▶ _Directions_: Without altering anything, output the material below.

(Figure content listings)

== == ==

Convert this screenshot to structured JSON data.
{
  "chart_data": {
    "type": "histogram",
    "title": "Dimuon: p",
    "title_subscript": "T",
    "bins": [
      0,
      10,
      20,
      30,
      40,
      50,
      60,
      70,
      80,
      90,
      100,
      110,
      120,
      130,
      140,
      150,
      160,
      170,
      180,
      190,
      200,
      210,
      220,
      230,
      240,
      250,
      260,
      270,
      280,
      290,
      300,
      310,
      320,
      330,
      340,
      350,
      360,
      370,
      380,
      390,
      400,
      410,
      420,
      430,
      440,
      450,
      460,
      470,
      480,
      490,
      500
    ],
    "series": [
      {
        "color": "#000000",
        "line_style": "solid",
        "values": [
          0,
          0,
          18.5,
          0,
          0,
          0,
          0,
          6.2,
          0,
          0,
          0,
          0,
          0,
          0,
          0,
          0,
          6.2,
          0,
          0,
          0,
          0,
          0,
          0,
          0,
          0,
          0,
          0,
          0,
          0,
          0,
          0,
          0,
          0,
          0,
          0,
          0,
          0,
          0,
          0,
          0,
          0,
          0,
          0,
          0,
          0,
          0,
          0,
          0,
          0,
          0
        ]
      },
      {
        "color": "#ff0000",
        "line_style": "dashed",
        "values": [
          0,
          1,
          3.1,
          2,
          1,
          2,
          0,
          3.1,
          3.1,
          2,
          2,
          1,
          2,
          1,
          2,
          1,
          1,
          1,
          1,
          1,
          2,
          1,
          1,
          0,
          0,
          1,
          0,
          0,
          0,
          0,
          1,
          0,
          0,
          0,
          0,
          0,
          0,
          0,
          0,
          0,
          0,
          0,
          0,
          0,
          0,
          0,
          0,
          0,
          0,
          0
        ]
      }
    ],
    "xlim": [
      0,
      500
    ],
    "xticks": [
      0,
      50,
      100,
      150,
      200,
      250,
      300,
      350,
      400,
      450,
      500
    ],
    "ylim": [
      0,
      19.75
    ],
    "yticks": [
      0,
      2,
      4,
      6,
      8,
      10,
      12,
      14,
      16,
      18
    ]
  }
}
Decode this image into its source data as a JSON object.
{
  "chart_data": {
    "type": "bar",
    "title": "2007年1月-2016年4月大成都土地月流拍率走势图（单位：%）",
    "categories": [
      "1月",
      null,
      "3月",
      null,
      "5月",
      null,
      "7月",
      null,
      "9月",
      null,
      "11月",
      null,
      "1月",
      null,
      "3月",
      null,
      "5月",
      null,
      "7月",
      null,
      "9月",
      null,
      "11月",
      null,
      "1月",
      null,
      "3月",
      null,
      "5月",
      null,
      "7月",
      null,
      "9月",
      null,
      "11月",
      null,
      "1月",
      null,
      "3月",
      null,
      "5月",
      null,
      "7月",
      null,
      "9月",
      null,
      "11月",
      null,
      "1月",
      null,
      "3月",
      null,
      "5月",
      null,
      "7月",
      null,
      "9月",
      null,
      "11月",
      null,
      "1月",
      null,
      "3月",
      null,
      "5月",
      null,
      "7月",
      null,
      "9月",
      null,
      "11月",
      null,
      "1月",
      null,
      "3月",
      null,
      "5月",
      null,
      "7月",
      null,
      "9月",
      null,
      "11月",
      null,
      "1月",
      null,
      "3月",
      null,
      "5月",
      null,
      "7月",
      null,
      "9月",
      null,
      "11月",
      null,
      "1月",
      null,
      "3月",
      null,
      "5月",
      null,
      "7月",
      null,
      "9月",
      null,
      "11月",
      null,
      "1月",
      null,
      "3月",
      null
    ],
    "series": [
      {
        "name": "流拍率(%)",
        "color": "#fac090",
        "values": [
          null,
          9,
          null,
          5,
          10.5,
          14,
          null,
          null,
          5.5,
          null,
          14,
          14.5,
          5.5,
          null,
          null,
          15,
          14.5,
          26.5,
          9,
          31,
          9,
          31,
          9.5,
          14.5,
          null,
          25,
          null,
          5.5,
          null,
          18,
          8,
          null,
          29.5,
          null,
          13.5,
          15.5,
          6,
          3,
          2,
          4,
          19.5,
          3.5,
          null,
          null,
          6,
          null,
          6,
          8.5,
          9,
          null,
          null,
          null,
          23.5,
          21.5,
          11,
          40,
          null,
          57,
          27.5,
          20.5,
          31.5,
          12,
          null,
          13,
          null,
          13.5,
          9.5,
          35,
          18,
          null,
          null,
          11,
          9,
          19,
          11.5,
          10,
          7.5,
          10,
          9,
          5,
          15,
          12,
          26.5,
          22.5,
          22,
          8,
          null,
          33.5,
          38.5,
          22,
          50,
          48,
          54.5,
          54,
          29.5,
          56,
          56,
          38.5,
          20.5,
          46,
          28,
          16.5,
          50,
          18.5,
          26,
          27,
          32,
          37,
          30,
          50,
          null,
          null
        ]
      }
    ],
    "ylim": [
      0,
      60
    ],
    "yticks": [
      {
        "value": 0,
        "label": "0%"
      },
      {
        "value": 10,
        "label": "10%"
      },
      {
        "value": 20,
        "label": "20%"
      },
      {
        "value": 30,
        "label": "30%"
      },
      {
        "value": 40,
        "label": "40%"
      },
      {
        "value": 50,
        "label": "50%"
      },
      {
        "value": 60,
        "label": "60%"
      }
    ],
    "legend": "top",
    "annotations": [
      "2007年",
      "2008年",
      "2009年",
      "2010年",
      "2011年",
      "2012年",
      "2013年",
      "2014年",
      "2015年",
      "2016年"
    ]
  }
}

== == ==

▶ _Response_:
Convert this screenshot to structured JSON data.
{
  "chart_data": {
    "type": "histogram",
    "title": "Dimuon: p",
    "title_subscript": "T",
    "bins": [
      0,
      10,
      20,
      30,
      40,
      50,
      60,
      70,
      80,
      90,
      100,
      110,
      120,
      130,
      140,
      150,
      160,
      170,
      180,
      190,
      200,
      210,
      220,
      230,
      240,
      250,
      260,
      270,
      280,
      290,
      300,
      310,
      320,
      330,
      340,
      350,
      360,
      370,
      380,
      390,
      400,
      410,
      420,
      430,
      440,
      450,
      460,
      470,
      480,
      490,
      500
    ],
    "series": [
      {
        "color": "#000000",
        "line_style": "solid",
        "values": [
          0,
          0,
          18.5,
          0,
          0,
          0,
          0,
          6.2,
          0,
          0,
          0,
          0,
          0,
          0,
          0,
          0,
          6.2,
          0,
          0,
          0,
          0,
          0,
          0,
          0,
          0,
          0,
          0,
          0,
          0,
          0,
          0,
          0,
          0,
          0,
          0,
          0,
          0,
          0,
          0,
          0,
          0,
          0,
          0,
          0,
          0,
          0,
          0,
          0,
          0,
          0
        ]
      },
      {
        "color": "#ff0000",
        "line_style": "dashed",
        "values": [
          0,
          1,
          3.1,
          2,
          1,
          2,
          0,
          3.1,
          3.1,
          2,
          2,
          1,
          2,
          1,
          2,
          1,
          1,
          1,
          1,
          1,
          2,
          1,
          1,
          0,
          0,
          1,
          0,
          0,
          0,
          0,
          1,
          0,
          0,
          0,
          0,
          0,
          0,
          0,
          0,
          0,
          0,
          0,
          0,
          0,
          0,
          0,
          0,
          0,
          0,
          0
        ]
      }
    ],
    "xlim": [
      0,
      500
    ],
    "xticks": [
      0,
      50,
      100,
      150,
      200,
      250,
      300,
      350,
      400,
      450,
      500
    ],
    "ylim": [
      0,
      19.75
    ],
    "yticks": [
      0,
      2,
      4,
      6,
      8,
      10,
      12,
      14,
      16,
      18
    ]
  }
}
Decode this image into its source data as a JSON object.
{
  "chart_data": {
    "type": "bar",
    "title": "2007年1月-2016年4月大成都土地月流拍率走势图（单位：%）",
    "categories": [
      "1月",
      null,
      "3月",
      null,
      "5月",
      null,
      "7月",
      null,
      "9月",
      null,
      "11月",
      null,
      "1月",
      null,
      "3月",
      null,
      "5月",
      null,
      "7月",
      null,
      "9月",
      null,
      "11月",
      null,
      "1月",
      null,
      "3月",
      null,
      "5月",
      null,
      "7月",
      null,
      "9月",
      null,
      "11月",
      null,
      "1月",
      null,
      "3月",
      null,
      "5月",
      null,
      "7月",
      null,
      "9月",
      null,
      "11月",
      null,
      "1月",
      null,
      "3月",
      null,
      "5月",
      null,
      "7月",
      null,
      "9月",
      null,
      "11月",
      null,
      "1月",
      null,
      "3月",
      null,
      "5月",
      null,
      "7月",
      null,
      "9月",
      null,
      "11月",
      null,
      "1月",
      null,
      "3月",
      null,
      "5月",
      null,
      "7月",
      null,
      "9月",
      null,
      "11月",
      null,
      "1月",
      null,
      "3月",
      null,
      "5月",
      null,
      "7月",
      null,
      "9月",
      null,
      "11月",
      null,
      "1月",
      null,
      "3月",
      null,
      "5月",
      null,
      "7月",
      null,
      "9月",
      null,
      "11月",
      null,
      "1月",
      null,
      "3月",
      null
    ],
    "series": [
      {
        "name": "流拍率(%)",
        "color": "#fac090",
        "values": [
          null,
          9,
          null,
          5,
          10.5,
          14,
          null,
          null,
          5.5,
          null,
          14,
          14.5,
          5.5,
          null,
          null,
          15,
          14.5,
          26.5,
          9,
          31,
          9,
          31,
          9.5,
          14.5,
          null,
          25,
          null,
          5.5,
          null,
          18,
          8,
          null,
          29.5,
          null,
          13.5,
          15.5,
          6,
          3,
          2,
          4,
          19.5,
          3.5,
          null,
          null,
          6,
          null,
          6,
          8.5,
          9,
          null,
          null,
          null,
          23.5,
          21.5,
          11,
          40,
          null,
          57,
          27.5,
          20.5,
          31.5,
          12,
          null,
          13,
          null,
          13.5,
          9.5,
          35,
          18,
          null,
          null,
          11,
          9,
          19,
          11.5,
          10,
          7.5,
          10,
          9,
          5,
          15,
          12,
          26.5,
          22.5,
          22,
          8,
          null,
          33.5,
          38.5,
          22,
          50,
          48,
          54.5,
          54,
          29.5,
          56,
          56,
          38.5,
          20.5,
          46,
          28,
          16.5,
          50,
          18.5,
          26,
          27,
          32,
          37,
          30,
          50,
          null,
          null
        ]
      }
    ],
    "ylim": [
      0,
      60
    ],
    "yticks": [
      {
        "value": 0,
        "label": "0%"
      },
      {
        "value": 10,
        "label": "10%"
      },
      {
        "value": 20,
        "label": "20%"
      },
      {
        "value": 30,
        "label": "30%"
      },
      {
        "value": 40,
        "label": "40%"
      },
      {
        "value": 50,
        "label": "50%"
      },
      {
        "value": 60,
        "label": "60%"
      }
    ],
    "legend": "top",
    "annotations": [
      "2007年",
      "2008年",
      "2009年",
      "2010年",
      "2011年",
      "2012年",
      "2013年",
      "2014年",
      "2015年",
      "2016年"
    ]
  }
}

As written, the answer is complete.